== Raw records ==

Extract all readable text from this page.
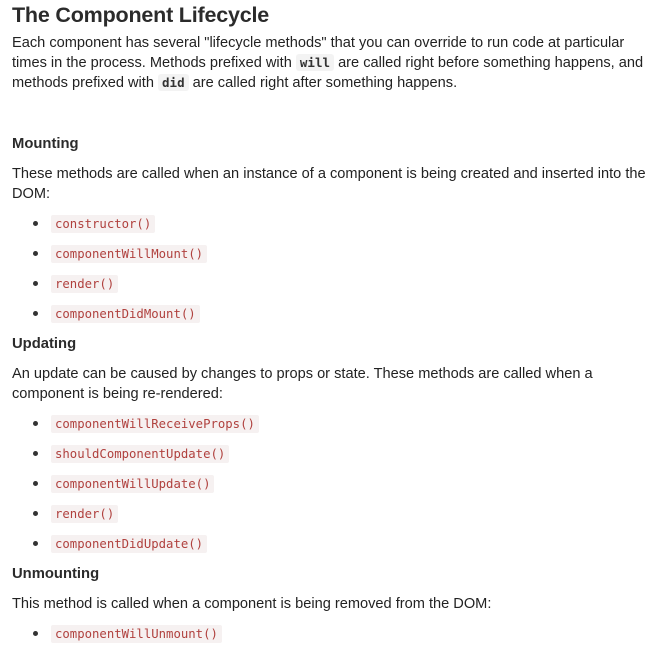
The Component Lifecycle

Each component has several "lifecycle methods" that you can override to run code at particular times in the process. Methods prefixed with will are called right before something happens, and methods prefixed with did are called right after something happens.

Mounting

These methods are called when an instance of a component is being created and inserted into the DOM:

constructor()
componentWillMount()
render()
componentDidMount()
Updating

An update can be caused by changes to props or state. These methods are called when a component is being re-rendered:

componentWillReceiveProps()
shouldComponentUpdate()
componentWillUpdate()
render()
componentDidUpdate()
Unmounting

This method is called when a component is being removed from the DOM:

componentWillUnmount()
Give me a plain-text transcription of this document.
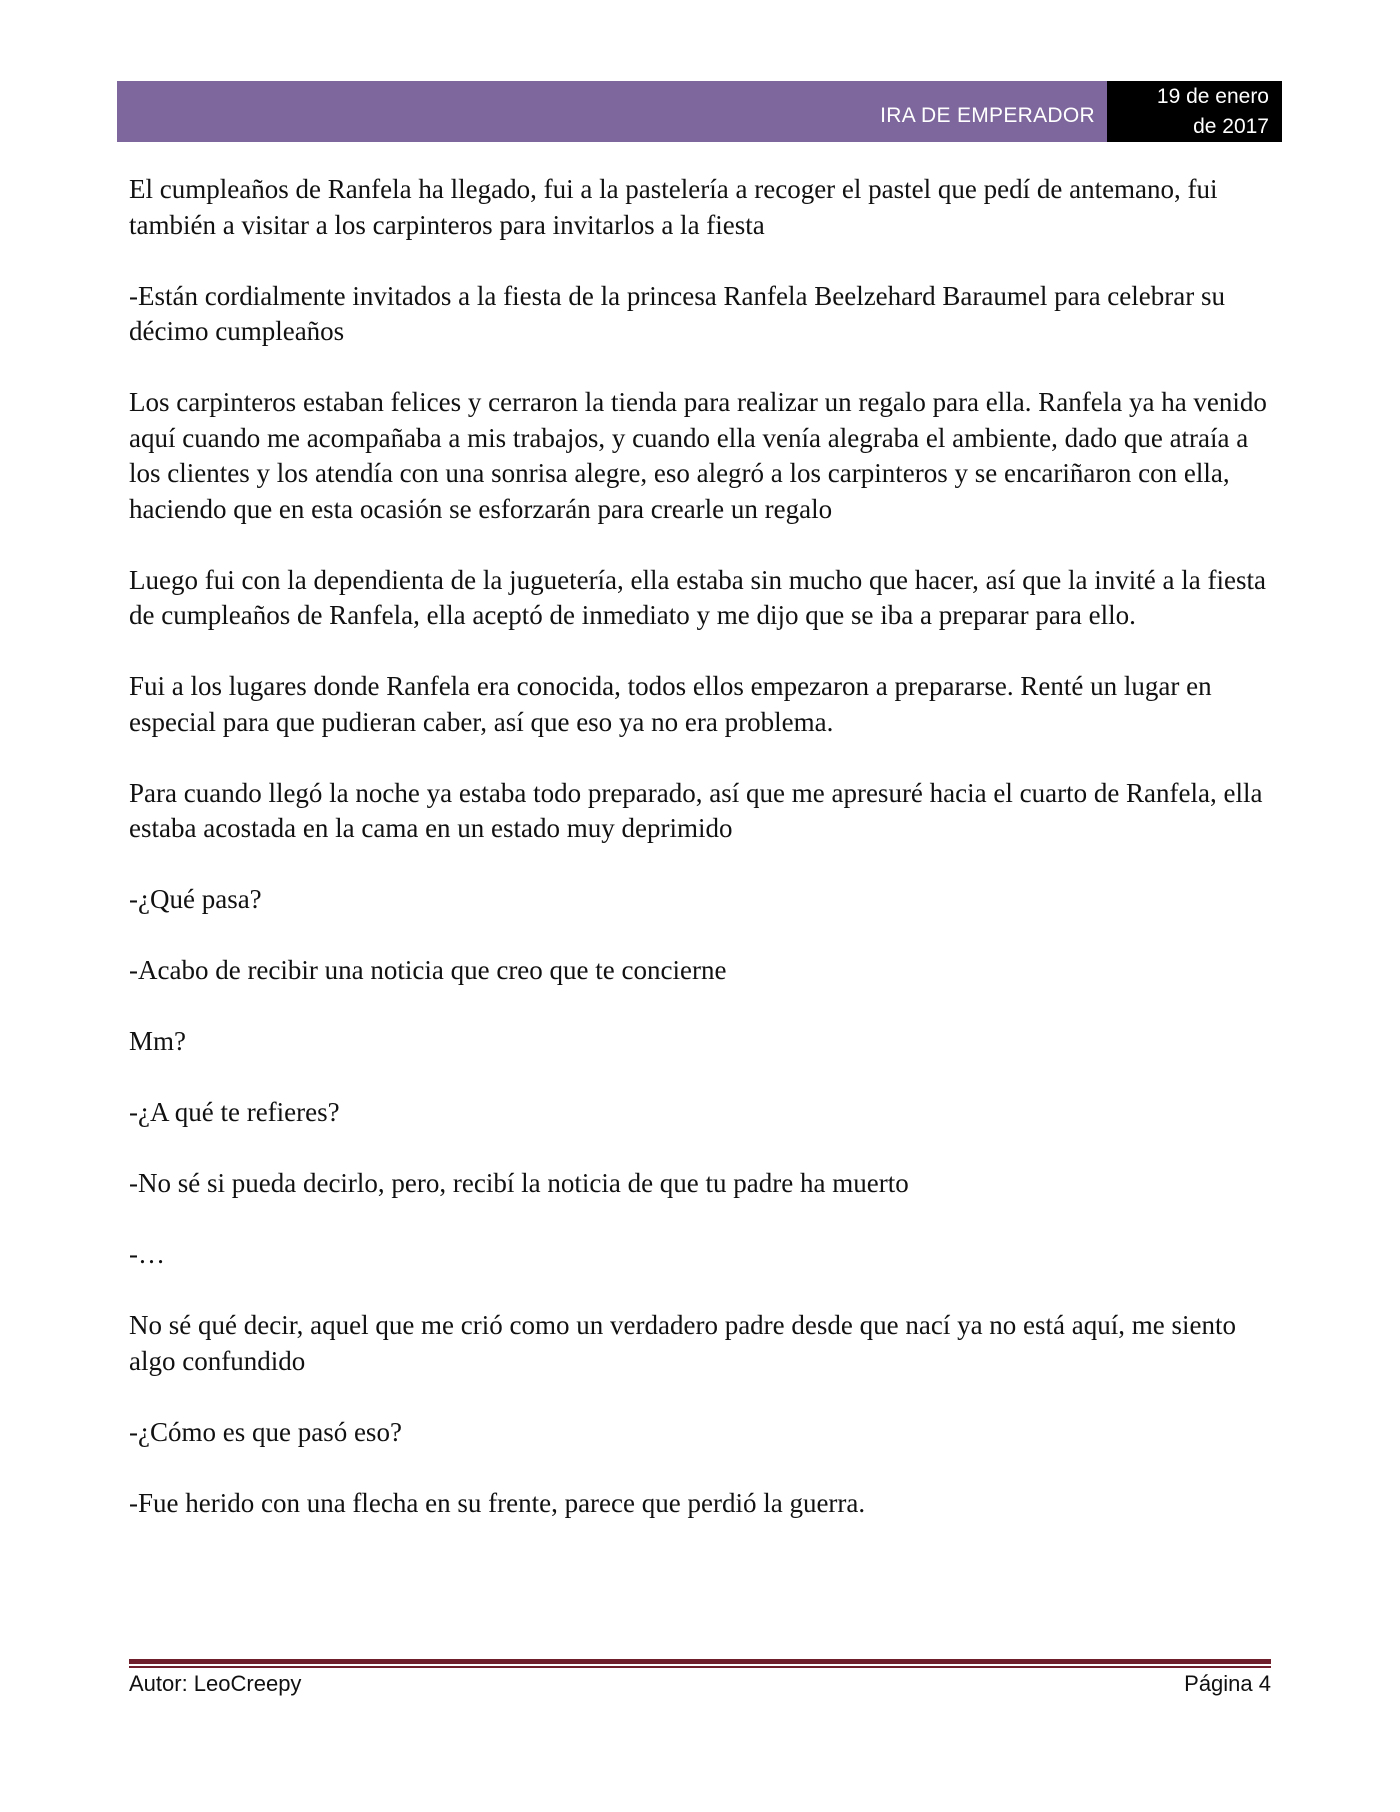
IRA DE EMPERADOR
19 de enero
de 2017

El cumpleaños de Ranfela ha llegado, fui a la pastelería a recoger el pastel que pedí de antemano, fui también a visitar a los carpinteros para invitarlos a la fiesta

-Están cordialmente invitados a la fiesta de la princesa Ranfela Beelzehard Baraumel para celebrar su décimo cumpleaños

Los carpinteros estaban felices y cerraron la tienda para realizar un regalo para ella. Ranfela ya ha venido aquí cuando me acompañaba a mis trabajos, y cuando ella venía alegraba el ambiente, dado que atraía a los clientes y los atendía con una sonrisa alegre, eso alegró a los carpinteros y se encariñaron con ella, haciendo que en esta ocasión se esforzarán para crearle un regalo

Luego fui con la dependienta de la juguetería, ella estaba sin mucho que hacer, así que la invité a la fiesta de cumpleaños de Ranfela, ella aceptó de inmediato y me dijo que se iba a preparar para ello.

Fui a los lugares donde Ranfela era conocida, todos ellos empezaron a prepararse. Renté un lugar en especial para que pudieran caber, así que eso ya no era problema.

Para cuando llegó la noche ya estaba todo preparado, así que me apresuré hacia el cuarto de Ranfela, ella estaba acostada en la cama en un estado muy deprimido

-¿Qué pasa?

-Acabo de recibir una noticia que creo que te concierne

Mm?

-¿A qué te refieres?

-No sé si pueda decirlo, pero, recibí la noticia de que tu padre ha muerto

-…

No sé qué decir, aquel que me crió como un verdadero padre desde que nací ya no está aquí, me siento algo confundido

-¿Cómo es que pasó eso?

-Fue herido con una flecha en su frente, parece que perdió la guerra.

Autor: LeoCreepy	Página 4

===
== Raw records ==

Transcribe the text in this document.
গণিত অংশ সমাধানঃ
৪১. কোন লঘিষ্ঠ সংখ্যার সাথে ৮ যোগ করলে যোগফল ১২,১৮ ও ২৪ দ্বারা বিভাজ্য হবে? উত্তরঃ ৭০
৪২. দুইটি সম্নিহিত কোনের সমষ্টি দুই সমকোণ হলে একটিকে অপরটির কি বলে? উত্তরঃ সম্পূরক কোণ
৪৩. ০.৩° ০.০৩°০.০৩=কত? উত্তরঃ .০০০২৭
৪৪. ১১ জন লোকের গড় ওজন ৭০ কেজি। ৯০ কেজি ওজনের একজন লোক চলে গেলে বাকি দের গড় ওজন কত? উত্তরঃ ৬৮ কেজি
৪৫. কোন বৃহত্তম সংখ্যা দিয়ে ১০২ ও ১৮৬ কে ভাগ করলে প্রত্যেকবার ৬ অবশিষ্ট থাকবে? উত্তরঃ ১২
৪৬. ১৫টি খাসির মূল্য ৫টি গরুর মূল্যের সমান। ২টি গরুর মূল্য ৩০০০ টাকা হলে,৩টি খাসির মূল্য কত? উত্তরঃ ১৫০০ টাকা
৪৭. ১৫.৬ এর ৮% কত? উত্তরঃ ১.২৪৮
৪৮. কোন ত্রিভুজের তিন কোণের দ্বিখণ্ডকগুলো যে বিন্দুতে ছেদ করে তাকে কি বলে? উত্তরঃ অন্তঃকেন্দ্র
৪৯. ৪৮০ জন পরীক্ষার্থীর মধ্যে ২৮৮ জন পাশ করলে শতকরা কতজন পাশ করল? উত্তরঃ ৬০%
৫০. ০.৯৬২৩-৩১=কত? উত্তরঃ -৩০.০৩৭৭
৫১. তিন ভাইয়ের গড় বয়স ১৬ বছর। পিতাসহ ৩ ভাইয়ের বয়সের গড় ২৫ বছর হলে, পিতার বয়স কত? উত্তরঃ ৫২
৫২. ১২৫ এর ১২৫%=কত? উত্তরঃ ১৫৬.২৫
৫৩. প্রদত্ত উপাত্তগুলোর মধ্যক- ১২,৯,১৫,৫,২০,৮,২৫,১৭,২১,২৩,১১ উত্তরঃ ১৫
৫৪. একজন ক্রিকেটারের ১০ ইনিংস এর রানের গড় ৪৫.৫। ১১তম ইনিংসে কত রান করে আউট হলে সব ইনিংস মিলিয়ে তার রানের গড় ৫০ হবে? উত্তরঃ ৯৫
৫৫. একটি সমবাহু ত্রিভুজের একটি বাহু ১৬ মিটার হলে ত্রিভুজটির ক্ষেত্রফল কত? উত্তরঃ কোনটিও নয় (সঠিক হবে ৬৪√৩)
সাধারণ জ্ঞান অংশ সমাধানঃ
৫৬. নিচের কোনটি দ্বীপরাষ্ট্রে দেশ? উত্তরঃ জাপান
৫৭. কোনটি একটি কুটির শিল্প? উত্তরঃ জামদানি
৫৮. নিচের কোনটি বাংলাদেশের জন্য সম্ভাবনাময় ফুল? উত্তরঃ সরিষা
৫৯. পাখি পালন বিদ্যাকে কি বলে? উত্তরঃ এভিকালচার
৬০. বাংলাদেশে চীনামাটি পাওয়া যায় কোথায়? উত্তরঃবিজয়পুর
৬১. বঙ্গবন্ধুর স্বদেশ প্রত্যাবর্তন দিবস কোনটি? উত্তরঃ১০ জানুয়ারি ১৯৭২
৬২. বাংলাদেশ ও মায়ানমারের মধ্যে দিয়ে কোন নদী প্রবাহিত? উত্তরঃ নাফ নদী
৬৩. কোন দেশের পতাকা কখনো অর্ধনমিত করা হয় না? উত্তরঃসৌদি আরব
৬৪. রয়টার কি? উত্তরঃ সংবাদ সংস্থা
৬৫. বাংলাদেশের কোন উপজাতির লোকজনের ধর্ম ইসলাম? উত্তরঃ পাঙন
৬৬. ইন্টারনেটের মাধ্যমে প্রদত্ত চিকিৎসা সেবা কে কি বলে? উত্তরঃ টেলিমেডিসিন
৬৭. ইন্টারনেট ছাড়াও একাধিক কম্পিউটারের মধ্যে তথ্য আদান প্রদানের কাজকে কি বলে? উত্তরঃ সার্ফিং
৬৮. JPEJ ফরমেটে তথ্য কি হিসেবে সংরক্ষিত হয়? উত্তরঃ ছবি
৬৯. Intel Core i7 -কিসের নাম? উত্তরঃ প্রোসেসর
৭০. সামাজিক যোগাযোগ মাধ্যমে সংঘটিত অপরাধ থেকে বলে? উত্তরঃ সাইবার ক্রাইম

===

> [The exercise]: Using the records above, find and show each line with the string "cuando".

> [Task output]:
Los carpinteros estaban felices y cerraron la tienda para realizar un regalo para ella. Ranfela ya ha venido aquí cuando me acompañaba a mis trabajos, y cuando ella venía alegraba el ambiente, dado que atraía a los clientes y los atendía con una sonrisa alegre, eso alegró a los carpinteros y se encariñaron con ella, haciendo que en esta ocasión se esforzarán para crearle un regalo
Para cuando llegó la noche ya estaba todo preparado, así que me apresuré hacia el cuarto de Ranfela, ella estaba acostada en la cama en un estado muy deprimido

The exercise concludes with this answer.